[Records]
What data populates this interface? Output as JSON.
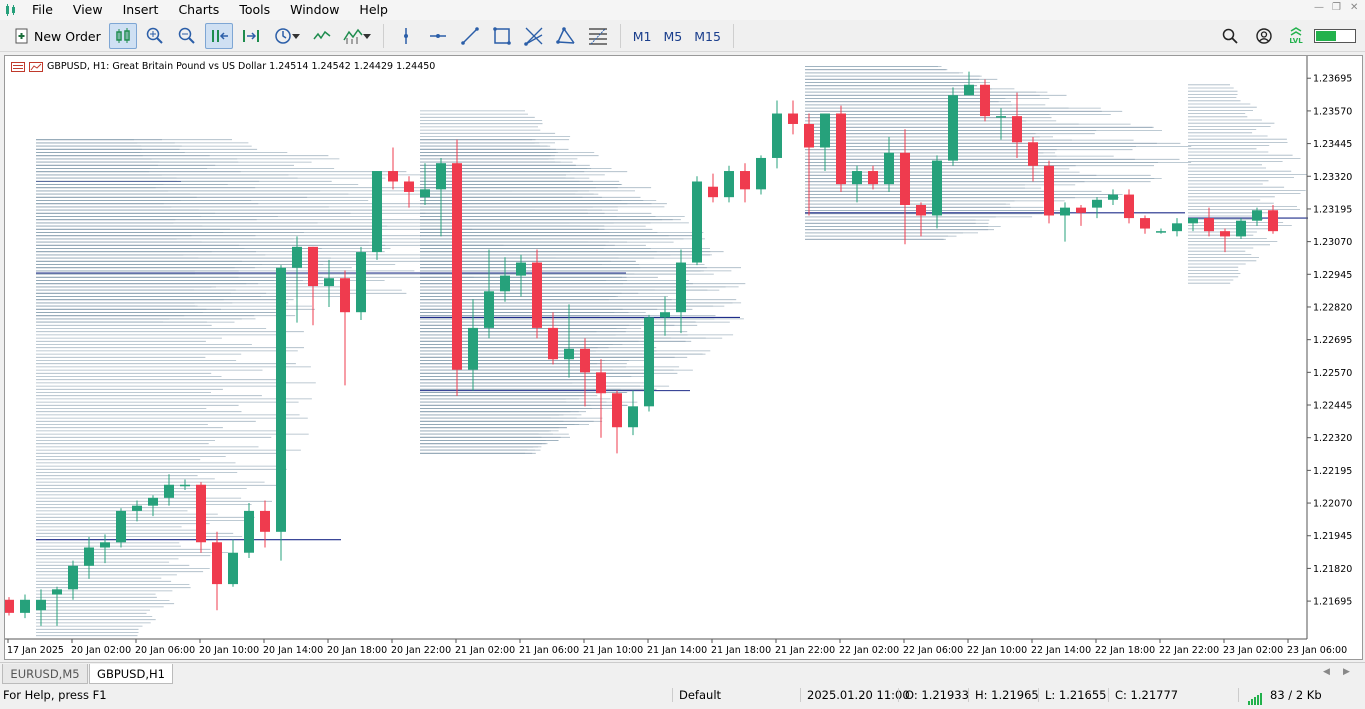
{
  "menu": {
    "items": [
      "File",
      "View",
      "Insert",
      "Charts",
      "Tools",
      "Window",
      "Help"
    ]
  },
  "toolbar": {
    "new_order_label": "New Order",
    "timeframes": [
      "M1",
      "M5",
      "M15"
    ],
    "level_badge": "LVL",
    "accent_green": "#22b14c"
  },
  "chart": {
    "symbol_line": "GBPUSD, H1:  Great Britain Pound vs US Dollar  1.24514 1.24542 1.24429 1.24450",
    "bull_color": "#26a17b",
    "bear_color": "#ef3b4e",
    "profile_color": "#8aa0b0",
    "poc_color": "#1f2d8a"
  },
  "chart_data": {
    "type": "candlestick",
    "ylim": [
      1.2155,
      1.2378
    ],
    "y_ticks": [
      "1.23695",
      "1.23570",
      "1.23445",
      "1.23320",
      "1.23195",
      "1.23070",
      "1.22945",
      "1.22820",
      "1.22695",
      "1.22570",
      "1.22445",
      "1.22320",
      "1.22195",
      "1.22070",
      "1.21945",
      "1.21820",
      "1.21695"
    ],
    "x_ticks": [
      "17 Jan 2025",
      "20 Jan 02:00",
      "20 Jan 06:00",
      "20 Jan 10:00",
      "20 Jan 14:00",
      "20 Jan 18:00",
      "20 Jan 22:00",
      "21 Jan 02:00",
      "21 Jan 06:00",
      "21 Jan 10:00",
      "21 Jan 14:00",
      "21 Jan 18:00",
      "21 Jan 22:00",
      "22 Jan 02:00",
      "22 Jan 06:00",
      "22 Jan 10:00",
      "22 Jan 14:00",
      "22 Jan 18:00",
      "22 Jan 22:00",
      "23 Jan 02:00",
      "23 Jan 06:00"
    ],
    "candles": [
      [
        1.217,
        1.2171,
        1.2164,
        1.2165
      ],
      [
        1.2165,
        1.2172,
        1.2163,
        1.217
      ],
      [
        1.2166,
        1.2174,
        1.216,
        1.217
      ],
      [
        1.2172,
        1.2175,
        1.216,
        1.2174
      ],
      [
        1.2174,
        1.2185,
        1.217,
        1.2183
      ],
      [
        1.2183,
        1.2194,
        1.2178,
        1.219
      ],
      [
        1.219,
        1.2195,
        1.2184,
        1.2192
      ],
      [
        1.2192,
        1.2205,
        1.219,
        1.2204
      ],
      [
        1.2204,
        1.2208,
        1.22,
        1.2206
      ],
      [
        1.2206,
        1.221,
        1.2202,
        1.2209
      ],
      [
        1.2209,
        1.2218,
        1.2206,
        1.2214
      ],
      [
        1.2214,
        1.2216,
        1.2212,
        1.2214
      ],
      [
        1.2214,
        1.2215,
        1.2188,
        1.2192
      ],
      [
        1.2192,
        1.2196,
        1.2166,
        1.2176
      ],
      [
        1.2176,
        1.2193,
        1.2175,
        1.2188
      ],
      [
        1.2188,
        1.2207,
        1.2186,
        1.2204
      ],
      [
        1.2204,
        1.2208,
        1.219,
        1.2196
      ],
      [
        1.2196,
        1.2298,
        1.2185,
        1.2297
      ],
      [
        1.2297,
        1.2309,
        1.2276,
        1.2305
      ],
      [
        1.2305,
        1.2305,
        1.2275,
        1.229
      ],
      [
        1.229,
        1.23,
        1.2282,
        1.2293
      ],
      [
        1.2293,
        1.2296,
        1.2252,
        1.228
      ],
      [
        1.228,
        1.2305,
        1.2277,
        1.2303
      ],
      [
        1.2303,
        1.2334,
        1.23,
        1.2334
      ],
      [
        1.2334,
        1.2343,
        1.2327,
        1.233
      ],
      [
        1.233,
        1.2332,
        1.232,
        1.2326
      ],
      [
        1.2324,
        1.2337,
        1.2321,
        1.2327
      ],
      [
        1.2327,
        1.2339,
        1.2309,
        1.2337
      ],
      [
        1.2337,
        1.2346,
        1.2248,
        1.2258
      ],
      [
        1.2258,
        1.2285,
        1.225,
        1.2274
      ],
      [
        1.2274,
        1.2304,
        1.227,
        1.2288
      ],
      [
        1.2288,
        1.2301,
        1.2284,
        1.2294
      ],
      [
        1.2294,
        1.2302,
        1.2286,
        1.2299
      ],
      [
        1.2299,
        1.2304,
        1.227,
        1.2274
      ],
      [
        1.2274,
        1.228,
        1.226,
        1.2262
      ],
      [
        1.2262,
        1.2283,
        1.2255,
        1.2266
      ],
      [
        1.2266,
        1.227,
        1.2244,
        1.2257
      ],
      [
        1.2257,
        1.2262,
        1.2232,
        1.2249
      ],
      [
        1.2249,
        1.225,
        1.2226,
        1.2236
      ],
      [
        1.2236,
        1.225,
        1.2233,
        1.2244
      ],
      [
        1.2244,
        1.2279,
        1.2242,
        1.2278
      ],
      [
        1.2278,
        1.2286,
        1.2271,
        1.228
      ],
      [
        1.228,
        1.2304,
        1.2272,
        1.2299
      ],
      [
        1.2299,
        1.2332,
        1.2298,
        1.233
      ],
      [
        1.2328,
        1.2333,
        1.2322,
        1.2324
      ],
      [
        1.2324,
        1.2336,
        1.2322,
        1.2334
      ],
      [
        1.2334,
        1.2337,
        1.2322,
        1.2327
      ],
      [
        1.2327,
        1.234,
        1.2325,
        1.2339
      ],
      [
        1.2339,
        1.2361,
        1.2335,
        1.2356
      ],
      [
        1.2356,
        1.2361,
        1.2348,
        1.2352
      ],
      [
        1.2352,
        1.2356,
        1.2317,
        1.2343
      ],
      [
        1.2343,
        1.2356,
        1.2334,
        1.2356
      ],
      [
        1.2356,
        1.2359,
        1.2326,
        1.2329
      ],
      [
        1.2329,
        1.2336,
        1.2322,
        1.2334
      ],
      [
        1.2334,
        1.2336,
        1.2327,
        1.2329
      ],
      [
        1.2329,
        1.2347,
        1.2326,
        1.2341
      ],
      [
        1.2341,
        1.235,
        1.2306,
        1.2321
      ],
      [
        1.2321,
        1.2322,
        1.2309,
        1.2317
      ],
      [
        1.2317,
        1.234,
        1.2312,
        1.2338
      ],
      [
        1.2338,
        1.2366,
        1.2336,
        1.2363
      ],
      [
        1.2363,
        1.2372,
        1.2363,
        1.2367
      ],
      [
        1.2367,
        1.2369,
        1.2353,
        1.2355
      ],
      [
        1.2355,
        1.2358,
        1.2346,
        1.2355
      ],
      [
        1.2355,
        1.2364,
        1.2339,
        1.2345
      ],
      [
        1.2345,
        1.2347,
        1.233,
        1.2336
      ],
      [
        1.2336,
        1.2338,
        1.2314,
        1.2317
      ],
      [
        1.2317,
        1.2322,
        1.2307,
        1.232
      ],
      [
        1.232,
        1.2321,
        1.2313,
        1.2318
      ],
      [
        1.232,
        1.2324,
        1.2316,
        1.2323
      ],
      [
        1.2323,
        1.2327,
        1.2321,
        1.2325
      ],
      [
        1.2325,
        1.2327,
        1.2314,
        1.2316
      ],
      [
        1.2316,
        1.2317,
        1.231,
        1.2312
      ],
      [
        1.2311,
        1.2312,
        1.231,
        1.2311
      ],
      [
        1.2311,
        1.2316,
        1.2309,
        1.2314
      ],
      [
        1.2314,
        1.2316,
        1.2311,
        1.2316
      ],
      [
        1.2316,
        1.232,
        1.2309,
        1.2311
      ],
      [
        1.2311,
        1.2312,
        1.2303,
        1.2309
      ],
      [
        1.2309,
        1.2316,
        1.2308,
        1.2315
      ],
      [
        1.2315,
        1.232,
        1.2313,
        1.2319
      ],
      [
        1.2319,
        1.2321,
        1.231,
        1.2311
      ]
    ]
  },
  "tabs": [
    {
      "label": "EURUSD,M5",
      "active": false
    },
    {
      "label": "GBPUSD,H1",
      "active": true
    }
  ],
  "status": {
    "help": "For Help, press F1",
    "profile": "Default",
    "datetime": "2025.01.20 11:00",
    "open": "O: 1.21933",
    "high": "H: 1.21965",
    "low": "L: 1.21655",
    "close": "C: 1.21777",
    "traffic": "83 / 2 Kb"
  }
}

- [Requirements]
Search the lines for the word "GBPUSD" and report how many contain it, by number only.

- [Result of this exercise]
2